Only the lines from the line containing "Decode this image" to the end of the entries should be repeated, exactly as they appear.

# Start of Stored data

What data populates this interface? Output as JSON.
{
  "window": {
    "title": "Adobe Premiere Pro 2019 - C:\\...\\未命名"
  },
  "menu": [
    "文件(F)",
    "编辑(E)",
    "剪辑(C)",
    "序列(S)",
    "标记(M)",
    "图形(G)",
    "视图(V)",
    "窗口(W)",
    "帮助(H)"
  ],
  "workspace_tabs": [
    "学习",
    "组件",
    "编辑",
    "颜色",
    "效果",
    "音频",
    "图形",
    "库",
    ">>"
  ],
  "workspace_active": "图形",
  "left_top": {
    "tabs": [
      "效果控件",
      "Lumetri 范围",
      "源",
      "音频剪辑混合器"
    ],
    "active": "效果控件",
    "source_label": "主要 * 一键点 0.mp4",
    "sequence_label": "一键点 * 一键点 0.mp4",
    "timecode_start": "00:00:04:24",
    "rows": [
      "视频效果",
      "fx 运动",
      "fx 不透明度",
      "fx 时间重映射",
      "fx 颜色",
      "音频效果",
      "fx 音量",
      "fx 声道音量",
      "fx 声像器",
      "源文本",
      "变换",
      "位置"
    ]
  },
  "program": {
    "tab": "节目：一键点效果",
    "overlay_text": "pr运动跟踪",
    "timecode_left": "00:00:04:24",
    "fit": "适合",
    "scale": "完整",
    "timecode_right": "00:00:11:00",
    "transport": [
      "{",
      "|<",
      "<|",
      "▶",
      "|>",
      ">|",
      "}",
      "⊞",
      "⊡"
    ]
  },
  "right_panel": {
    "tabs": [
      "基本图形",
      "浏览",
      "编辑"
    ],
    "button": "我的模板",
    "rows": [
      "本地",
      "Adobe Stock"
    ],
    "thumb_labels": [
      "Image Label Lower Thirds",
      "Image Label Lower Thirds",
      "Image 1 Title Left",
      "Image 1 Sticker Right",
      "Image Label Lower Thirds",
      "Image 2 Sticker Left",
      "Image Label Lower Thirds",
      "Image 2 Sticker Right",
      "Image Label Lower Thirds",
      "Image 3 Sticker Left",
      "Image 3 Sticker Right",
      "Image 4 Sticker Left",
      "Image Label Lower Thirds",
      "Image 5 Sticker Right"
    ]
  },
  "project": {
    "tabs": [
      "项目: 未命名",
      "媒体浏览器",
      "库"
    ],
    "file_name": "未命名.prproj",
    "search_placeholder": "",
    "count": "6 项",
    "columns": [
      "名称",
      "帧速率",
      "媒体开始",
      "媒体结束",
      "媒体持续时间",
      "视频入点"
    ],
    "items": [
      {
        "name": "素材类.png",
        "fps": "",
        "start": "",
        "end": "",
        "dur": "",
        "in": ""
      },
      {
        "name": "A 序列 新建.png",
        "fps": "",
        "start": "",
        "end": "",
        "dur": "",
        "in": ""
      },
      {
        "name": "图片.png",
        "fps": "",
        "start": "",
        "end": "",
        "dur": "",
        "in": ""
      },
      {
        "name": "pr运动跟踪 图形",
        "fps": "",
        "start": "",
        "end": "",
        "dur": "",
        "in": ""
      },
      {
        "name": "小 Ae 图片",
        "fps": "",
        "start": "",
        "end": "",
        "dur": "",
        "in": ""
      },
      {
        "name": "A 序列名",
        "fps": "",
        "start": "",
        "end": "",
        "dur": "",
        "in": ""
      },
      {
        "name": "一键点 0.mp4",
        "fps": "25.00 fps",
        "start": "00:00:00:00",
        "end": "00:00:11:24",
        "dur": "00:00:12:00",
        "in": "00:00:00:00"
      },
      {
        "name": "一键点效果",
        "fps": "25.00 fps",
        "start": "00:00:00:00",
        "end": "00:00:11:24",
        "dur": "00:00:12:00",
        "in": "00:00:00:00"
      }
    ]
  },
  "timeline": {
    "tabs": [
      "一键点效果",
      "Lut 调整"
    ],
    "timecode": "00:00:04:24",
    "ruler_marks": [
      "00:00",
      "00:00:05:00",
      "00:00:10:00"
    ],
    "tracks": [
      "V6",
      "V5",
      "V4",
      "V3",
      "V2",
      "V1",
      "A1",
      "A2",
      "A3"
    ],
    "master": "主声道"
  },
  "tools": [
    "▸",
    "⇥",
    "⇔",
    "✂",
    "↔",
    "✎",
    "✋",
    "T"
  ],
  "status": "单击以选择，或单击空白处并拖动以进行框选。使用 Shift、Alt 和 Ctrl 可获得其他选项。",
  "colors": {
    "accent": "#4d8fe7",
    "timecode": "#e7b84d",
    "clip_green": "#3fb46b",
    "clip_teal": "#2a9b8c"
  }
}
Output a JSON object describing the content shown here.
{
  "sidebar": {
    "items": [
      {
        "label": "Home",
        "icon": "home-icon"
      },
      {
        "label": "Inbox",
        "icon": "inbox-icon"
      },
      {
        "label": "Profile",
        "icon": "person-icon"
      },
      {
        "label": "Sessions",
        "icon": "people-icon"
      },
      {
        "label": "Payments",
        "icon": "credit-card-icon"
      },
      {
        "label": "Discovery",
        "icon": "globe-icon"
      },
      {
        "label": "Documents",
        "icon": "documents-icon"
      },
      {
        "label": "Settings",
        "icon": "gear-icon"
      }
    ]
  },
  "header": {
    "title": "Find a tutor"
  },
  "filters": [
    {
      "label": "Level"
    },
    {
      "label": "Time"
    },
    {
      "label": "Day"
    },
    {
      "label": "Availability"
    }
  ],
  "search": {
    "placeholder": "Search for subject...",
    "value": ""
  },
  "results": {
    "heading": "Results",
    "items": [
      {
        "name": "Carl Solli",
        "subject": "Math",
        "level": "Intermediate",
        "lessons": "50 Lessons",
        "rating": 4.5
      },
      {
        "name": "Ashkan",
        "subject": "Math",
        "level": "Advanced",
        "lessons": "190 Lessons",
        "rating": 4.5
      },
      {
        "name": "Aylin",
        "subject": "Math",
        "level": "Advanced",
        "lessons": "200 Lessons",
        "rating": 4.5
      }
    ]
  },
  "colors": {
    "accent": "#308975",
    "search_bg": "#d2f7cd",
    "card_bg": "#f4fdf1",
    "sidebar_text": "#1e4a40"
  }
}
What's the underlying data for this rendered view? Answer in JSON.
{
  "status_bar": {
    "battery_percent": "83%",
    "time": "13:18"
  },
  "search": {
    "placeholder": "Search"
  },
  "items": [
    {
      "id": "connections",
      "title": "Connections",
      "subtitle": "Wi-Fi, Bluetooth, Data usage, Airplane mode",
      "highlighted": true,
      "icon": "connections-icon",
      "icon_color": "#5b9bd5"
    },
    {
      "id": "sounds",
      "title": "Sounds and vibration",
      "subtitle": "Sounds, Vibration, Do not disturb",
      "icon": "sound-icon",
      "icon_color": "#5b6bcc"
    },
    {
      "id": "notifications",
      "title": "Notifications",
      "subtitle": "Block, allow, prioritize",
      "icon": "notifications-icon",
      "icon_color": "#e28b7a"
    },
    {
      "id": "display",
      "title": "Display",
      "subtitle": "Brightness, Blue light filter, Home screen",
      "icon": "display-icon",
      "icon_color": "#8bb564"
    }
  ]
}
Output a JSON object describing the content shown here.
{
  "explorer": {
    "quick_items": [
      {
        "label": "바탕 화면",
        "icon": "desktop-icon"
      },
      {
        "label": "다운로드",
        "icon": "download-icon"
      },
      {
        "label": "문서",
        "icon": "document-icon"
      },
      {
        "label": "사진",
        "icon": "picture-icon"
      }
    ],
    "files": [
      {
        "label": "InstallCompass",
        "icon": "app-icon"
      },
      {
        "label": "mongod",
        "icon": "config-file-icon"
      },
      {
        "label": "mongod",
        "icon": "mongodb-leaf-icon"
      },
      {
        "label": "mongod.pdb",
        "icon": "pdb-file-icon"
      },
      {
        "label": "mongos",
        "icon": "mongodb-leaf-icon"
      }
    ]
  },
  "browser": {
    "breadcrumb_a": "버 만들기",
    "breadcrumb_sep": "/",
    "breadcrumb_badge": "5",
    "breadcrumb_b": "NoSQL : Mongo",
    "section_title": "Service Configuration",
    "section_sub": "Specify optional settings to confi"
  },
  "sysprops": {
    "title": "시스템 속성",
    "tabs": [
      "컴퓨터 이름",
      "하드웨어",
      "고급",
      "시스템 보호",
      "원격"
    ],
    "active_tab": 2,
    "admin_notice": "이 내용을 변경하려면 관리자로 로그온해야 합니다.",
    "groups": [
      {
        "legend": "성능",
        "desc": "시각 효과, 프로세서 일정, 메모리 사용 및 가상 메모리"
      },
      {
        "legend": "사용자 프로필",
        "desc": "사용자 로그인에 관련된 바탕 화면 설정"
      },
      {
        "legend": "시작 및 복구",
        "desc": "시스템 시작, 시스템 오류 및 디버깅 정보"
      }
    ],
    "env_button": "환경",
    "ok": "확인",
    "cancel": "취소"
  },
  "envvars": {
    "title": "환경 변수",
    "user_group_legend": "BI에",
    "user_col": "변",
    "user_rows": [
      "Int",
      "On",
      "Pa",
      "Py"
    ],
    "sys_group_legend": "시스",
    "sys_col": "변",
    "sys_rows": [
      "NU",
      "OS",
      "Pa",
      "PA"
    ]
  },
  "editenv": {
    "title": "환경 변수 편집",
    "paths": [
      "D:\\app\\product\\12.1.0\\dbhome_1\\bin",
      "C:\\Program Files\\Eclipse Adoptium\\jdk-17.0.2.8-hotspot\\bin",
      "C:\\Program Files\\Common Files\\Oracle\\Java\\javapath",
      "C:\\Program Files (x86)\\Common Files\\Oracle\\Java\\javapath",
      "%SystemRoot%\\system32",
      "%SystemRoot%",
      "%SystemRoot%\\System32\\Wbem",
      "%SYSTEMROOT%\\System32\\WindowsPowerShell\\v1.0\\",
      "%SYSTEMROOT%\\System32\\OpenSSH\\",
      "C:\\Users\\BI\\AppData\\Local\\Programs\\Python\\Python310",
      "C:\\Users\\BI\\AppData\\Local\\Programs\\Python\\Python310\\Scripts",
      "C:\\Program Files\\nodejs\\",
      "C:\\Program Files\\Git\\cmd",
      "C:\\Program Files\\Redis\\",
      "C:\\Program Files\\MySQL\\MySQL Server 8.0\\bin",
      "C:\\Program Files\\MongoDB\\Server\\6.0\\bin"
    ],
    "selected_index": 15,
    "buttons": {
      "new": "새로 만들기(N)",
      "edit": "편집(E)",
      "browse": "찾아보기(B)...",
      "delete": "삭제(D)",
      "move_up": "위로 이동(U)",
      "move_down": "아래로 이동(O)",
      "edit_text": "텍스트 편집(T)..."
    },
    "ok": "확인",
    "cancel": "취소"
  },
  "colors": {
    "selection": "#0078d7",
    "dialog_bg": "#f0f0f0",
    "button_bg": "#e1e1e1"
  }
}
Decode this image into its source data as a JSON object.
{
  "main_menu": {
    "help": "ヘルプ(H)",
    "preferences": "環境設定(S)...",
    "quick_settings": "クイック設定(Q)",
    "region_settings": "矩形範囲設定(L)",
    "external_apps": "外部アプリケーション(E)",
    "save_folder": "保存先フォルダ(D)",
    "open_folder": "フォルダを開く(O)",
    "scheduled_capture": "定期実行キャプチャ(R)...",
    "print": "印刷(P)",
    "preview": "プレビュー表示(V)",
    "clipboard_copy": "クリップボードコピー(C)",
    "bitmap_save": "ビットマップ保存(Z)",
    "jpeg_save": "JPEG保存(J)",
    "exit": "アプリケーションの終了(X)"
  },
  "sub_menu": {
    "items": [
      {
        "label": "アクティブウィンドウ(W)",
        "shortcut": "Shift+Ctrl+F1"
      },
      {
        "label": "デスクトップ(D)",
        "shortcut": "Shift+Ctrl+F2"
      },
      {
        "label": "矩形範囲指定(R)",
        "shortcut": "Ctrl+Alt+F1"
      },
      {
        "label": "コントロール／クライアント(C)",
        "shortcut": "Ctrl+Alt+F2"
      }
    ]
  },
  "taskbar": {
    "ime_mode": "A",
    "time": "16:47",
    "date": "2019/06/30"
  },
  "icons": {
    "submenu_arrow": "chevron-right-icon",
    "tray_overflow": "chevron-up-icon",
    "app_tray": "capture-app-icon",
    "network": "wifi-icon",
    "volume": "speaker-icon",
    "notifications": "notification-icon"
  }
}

# End of Stored data

**Full answer**
Decode this image into its source data as a JSON object.
{
  "main_menu": {
    "help": "ヘルプ(H)",
    "preferences": "環境設定(S)...",
    "quick_settings": "クイック設定(Q)",
    "region_settings": "矩形範囲設定(L)",
    "external_apps": "外部アプリケーション(E)",
    "save_folder": "保存先フォルダ(D)",
    "open_folder": "フォルダを開く(O)",
    "scheduled_capture": "定期実行キャプチャ(R)...",
    "print": "印刷(P)",
    "preview": "プレビュー表示(V)",
    "clipboard_copy": "クリップボードコピー(C)",
    "bitmap_save": "ビットマップ保存(Z)",
    "jpeg_save": "JPEG保存(J)",
    "exit": "アプリケーションの終了(X)"
  },
  "sub_menu": {
    "items": [
      {
        "label": "アクティブウィンドウ(W)",
        "shortcut": "Shift+Ctrl+F1"
      },
      {
        "label": "デスクトップ(D)",
        "shortcut": "Shift+Ctrl+F2"
      },
      {
        "label": "矩形範囲指定(R)",
        "shortcut": "Ctrl+Alt+F1"
      },
      {
        "label": "コントロール／クライアント(C)",
        "shortcut": "Ctrl+Alt+F2"
      }
    ]
  },
  "taskbar": {
    "ime_mode": "A",
    "time": "16:47",
    "date": "2019/06/30"
  },
  "icons": {
    "submenu_arrow": "chevron-right-icon",
    "tray_overflow": "chevron-up-icon",
    "app_tray": "capture-app-icon",
    "network": "wifi-icon",
    "volume": "speaker-icon",
    "notifications": "notification-icon"
  }
}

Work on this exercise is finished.